_WHAT YOU NEED TO DO_
Exactly reproduce the lines from the line bearing "Decode this image" through the end of the listing, inclusive of both; pictures are to be omitted.

_INPUT RECORDS_
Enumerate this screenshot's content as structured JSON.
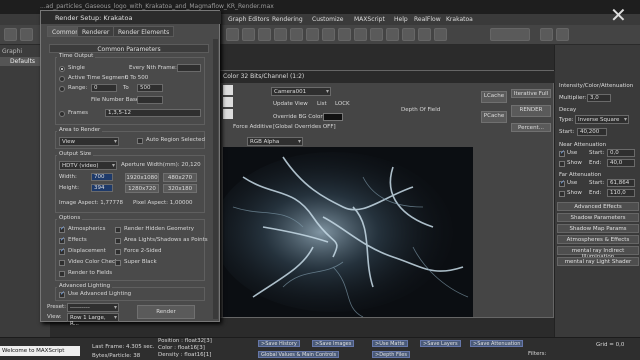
{
  "app": {
    "title": "...ad_particles_Gaseous_logo_with_Krakatoa_and_Magmaflow_KR_Render.max",
    "menu": [
      "Graph Editors",
      "Rendering",
      "Customize",
      "MAXScript",
      "Help",
      "RealFlow",
      "Krakatoa"
    ],
    "left_panel": {
      "tab": "Defaults",
      "graph_label": "Graphi"
    }
  },
  "render_setup": {
    "title": "Render Setup: Krakatoa",
    "tabs": [
      "Common",
      "Renderer",
      "Render Elements"
    ],
    "rollout_title": "Common Parameters",
    "time_output": {
      "label": "Time Output",
      "single": "Single",
      "every_nth_frame": "Every Nth Frame:",
      "active_segment_label": "Active Time Segment:",
      "active_segment_value": "0 To 500",
      "range_label": "Range:",
      "range_start": "0",
      "range_to": "To",
      "range_end": "500",
      "file_number_base": "File Number Base:",
      "frames_label": "Frames",
      "frames_value": "1,3,5-12"
    },
    "area_to_render": {
      "label": "Area to Render",
      "value": "View",
      "auto_region": "Auto Region Selected"
    },
    "output_size": {
      "label": "Output Size",
      "preset": "HDTV (video)",
      "aperture": "Aperture Width(mm): 20,120",
      "width_label": "Width:",
      "width_value": "700",
      "height_label": "Height:",
      "height_value": "394",
      "presets": [
        "1280x720",
        "1920x1080",
        "480x270",
        "1280x720",
        "320x180"
      ],
      "image_aspect": "Image Aspect: 1,77778",
      "pixel_aspect": "Pixel Aspect: 1,00000"
    },
    "options": {
      "label": "Options",
      "left": [
        "Atmospherics",
        "Effects",
        "Displacement",
        "Video Color Check",
        "Render to Fields"
      ],
      "right": [
        "Render Hidden Geometry",
        "Area Lights/Shadows as Points",
        "Force 2-Sided",
        "Super Black"
      ]
    },
    "advanced_lighting": {
      "label": "Advanced Lighting",
      "use": "Use Advanced Lighting"
    },
    "bottom": {
      "preset_label": "Preset:",
      "preset_value": "----------",
      "view_label": "View:",
      "view_value": "Row 1 Large, R...",
      "render_button": "Render"
    }
  },
  "frame_buffer": {
    "title": "Color 32 Bits/Channel (1:2)",
    "camera": "Camera001",
    "update_view": "Update View",
    "list": "List",
    "lock": "LOCK",
    "override_bg": "Override BG Color",
    "force_additive": "Force Additive",
    "global_overrides": "[Global Overrides OFF]",
    "channel": "RGB Alpha",
    "depth_of_field": "Depth Of Field",
    "lcache": "LCache",
    "pcache": "PCache",
    "iterative": "Iterative Full",
    "render": "RENDER",
    "percent": "Percent..."
  },
  "right_panel": {
    "title": "Intensity/Color/Attenuation",
    "multiplier_label": "Multiplier:",
    "multiplier_value": "3,0",
    "decay": "Decay",
    "type_label": "Type:",
    "type_value": "Inverse Square",
    "start_label": "Start:",
    "start_value": "40,200",
    "near": "Near Attenuation",
    "use": "Use",
    "show": "Show",
    "near_start": "Start:",
    "near_start_value": "0,0",
    "near_end": "End:",
    "near_end_value": "40,0",
    "far": "Far Attenuation",
    "far_start_value": "61,864",
    "far_end_value": "110,0",
    "buttons": [
      "Advanced Effects",
      "Shadow Parameters",
      "Shadow Map Params",
      "Atmospheres & Effects",
      "mental ray Indirect Illumination",
      "mental ray Light Shader"
    ]
  },
  "status": {
    "maxscript": "Welcome to MAXScript",
    "frame_info": "Last Frame: 4.305 sec.",
    "bytes": "Bytes/Particle: 38",
    "position": "Position : float32[3]",
    "color": "Color : float16[3]",
    "density": "Density : float16[1]",
    "buttons_top": [
      ">Save History",
      ">Save Images",
      ">Use Matte",
      ">Save Layers",
      ">Save Attenuation"
    ],
    "buttons_bottom": [
      "Global Values & Main Controls",
      ">Depth Files"
    ],
    "filters": "Filters:",
    "grid": "Grid = 0,0"
  }
}
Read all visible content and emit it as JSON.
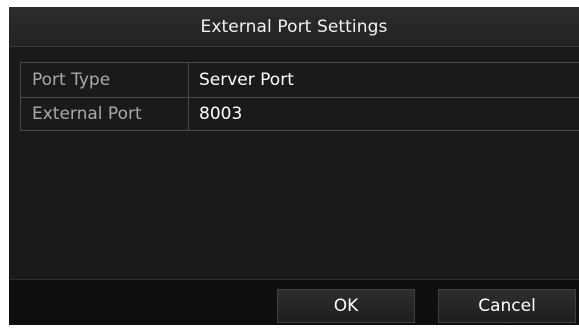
{
  "dialog": {
    "title": "External Port Settings"
  },
  "fields": [
    {
      "label": "Port Type",
      "value": "Server Port"
    },
    {
      "label": "External Port",
      "value": "8003"
    }
  ],
  "buttons": {
    "ok_label": "OK",
    "cancel_label": "Cancel"
  },
  "colors": {
    "dialog_background": "#1a1a1a",
    "label_text": "#a9a9a9",
    "value_text": "#ffffff",
    "grid_line": "#4a4a4a"
  }
}
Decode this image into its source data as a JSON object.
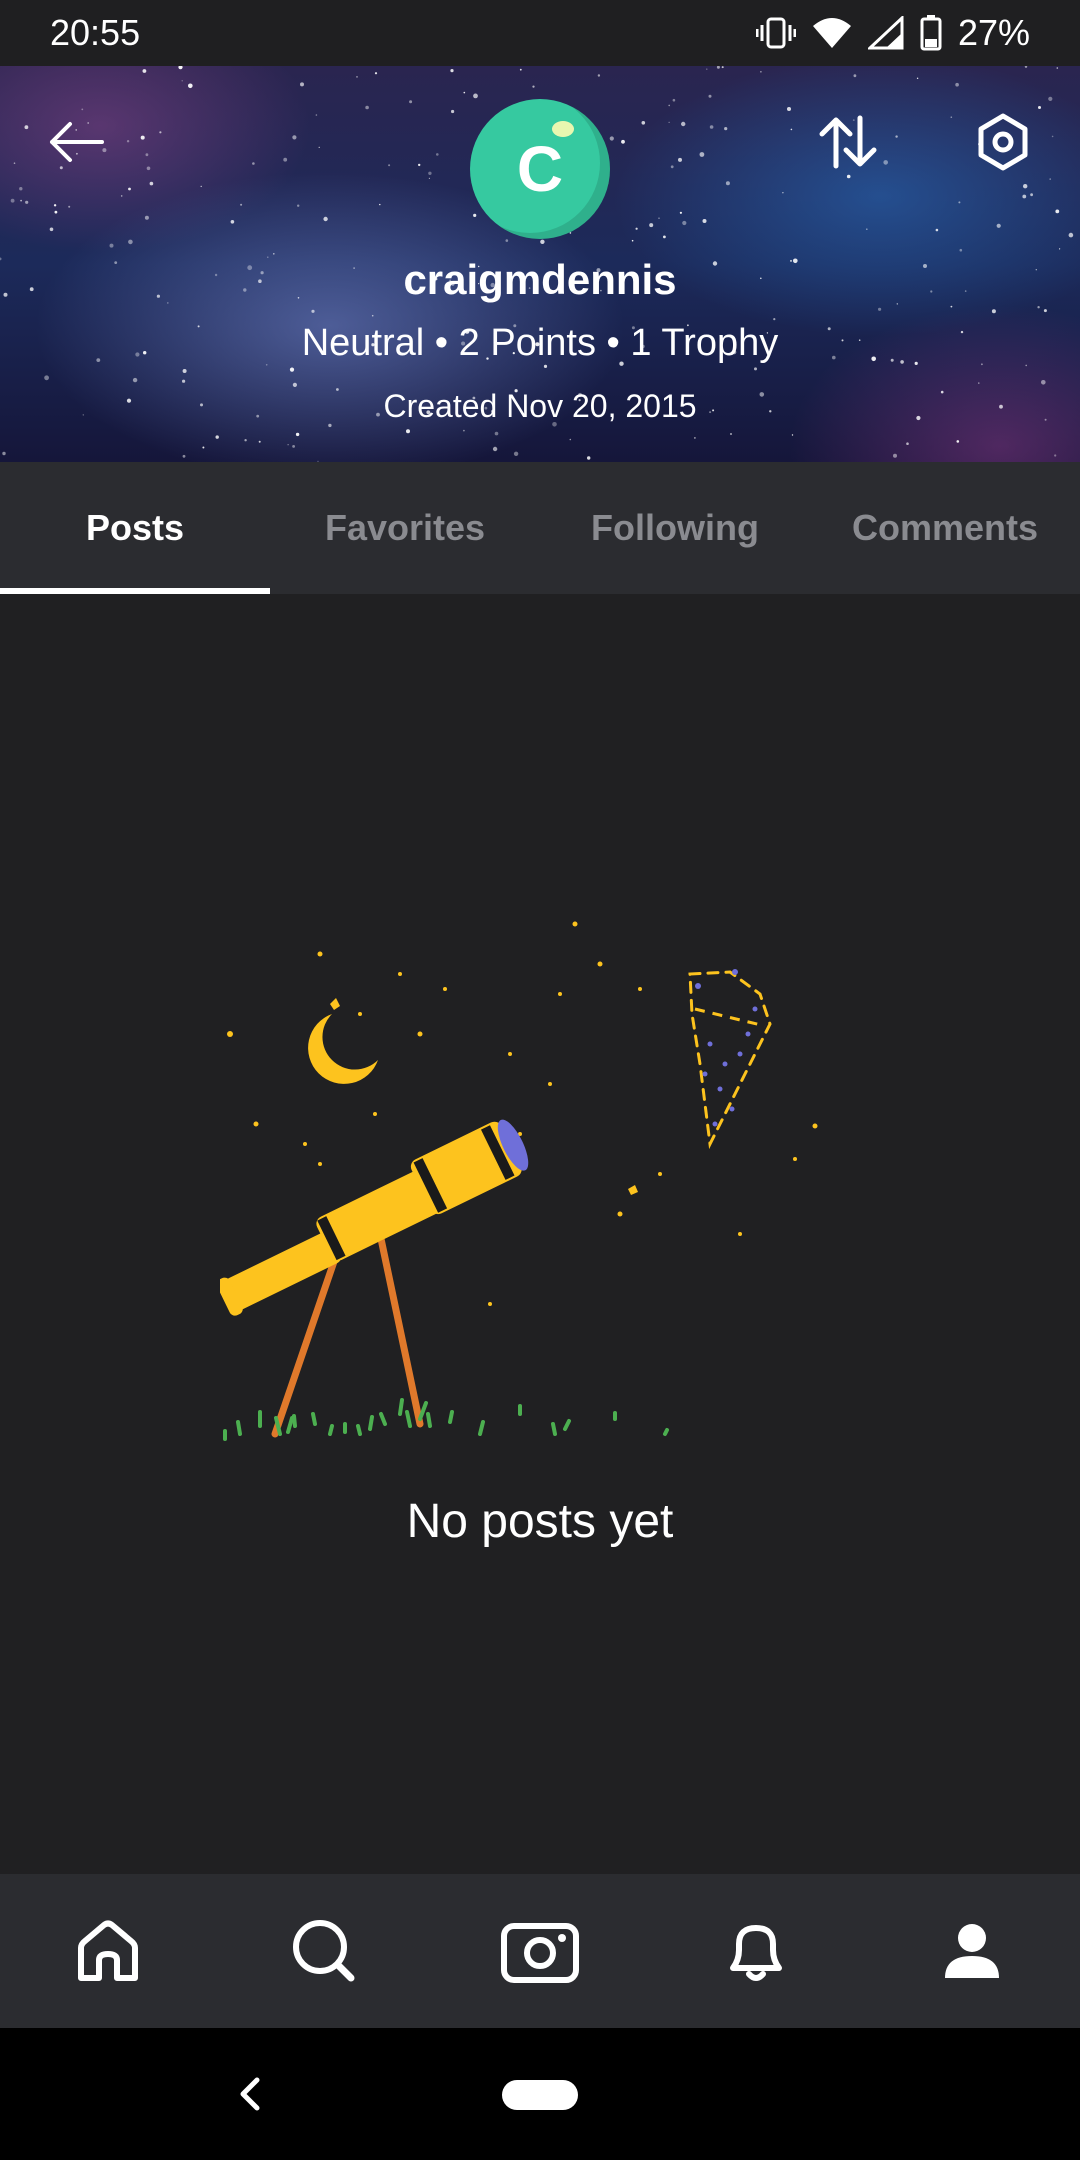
{
  "status_bar": {
    "time": "20:55",
    "battery": "27%"
  },
  "profile": {
    "avatar_letter": "C",
    "username": "craigmdennis",
    "stats": "Neutral • 2 Points • 1 Trophy",
    "created": "Created Nov 20, 2015",
    "avatar_color": "#36c9a0"
  },
  "tabs": [
    {
      "label": "Posts",
      "active": true
    },
    {
      "label": "Favorites",
      "active": false
    },
    {
      "label": "Following",
      "active": false
    },
    {
      "label": "Comments",
      "active": false
    }
  ],
  "empty_state": {
    "message": "No posts yet"
  },
  "bottom_nav": [
    {
      "icon": "home-icon"
    },
    {
      "icon": "search-icon"
    },
    {
      "icon": "camera-icon"
    },
    {
      "icon": "bell-icon"
    },
    {
      "icon": "profile-icon"
    }
  ],
  "colors": {
    "background": "#202022",
    "bar": "#2b2c30",
    "accent_yellow": "#fdc31e",
    "accent_orange": "#e0792b",
    "grass_green": "#4caf50"
  }
}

_COMPLETED EXERCISE_
Decode this image into its source data as a JSON object.
{
  "status_bar": {
    "time": "20:55",
    "battery": "27%"
  },
  "profile": {
    "avatar_letter": "C",
    "username": "craigmdennis",
    "stats": "Neutral • 2 Points • 1 Trophy",
    "created": "Created Nov 20, 2015",
    "avatar_color": "#36c9a0"
  },
  "tabs": [
    {
      "label": "Posts",
      "active": true
    },
    {
      "label": "Favorites",
      "active": false
    },
    {
      "label": "Following",
      "active": false
    },
    {
      "label": "Comments",
      "active": false
    }
  ],
  "empty_state": {
    "message": "No posts yet"
  },
  "bottom_nav": [
    {
      "icon": "home-icon"
    },
    {
      "icon": "search-icon"
    },
    {
      "icon": "camera-icon"
    },
    {
      "icon": "bell-icon"
    },
    {
      "icon": "profile-icon"
    }
  ],
  "colors": {
    "background": "#202022",
    "bar": "#2b2c30",
    "accent_yellow": "#fdc31e",
    "accent_orange": "#e0792b",
    "grass_green": "#4caf50"
  }
}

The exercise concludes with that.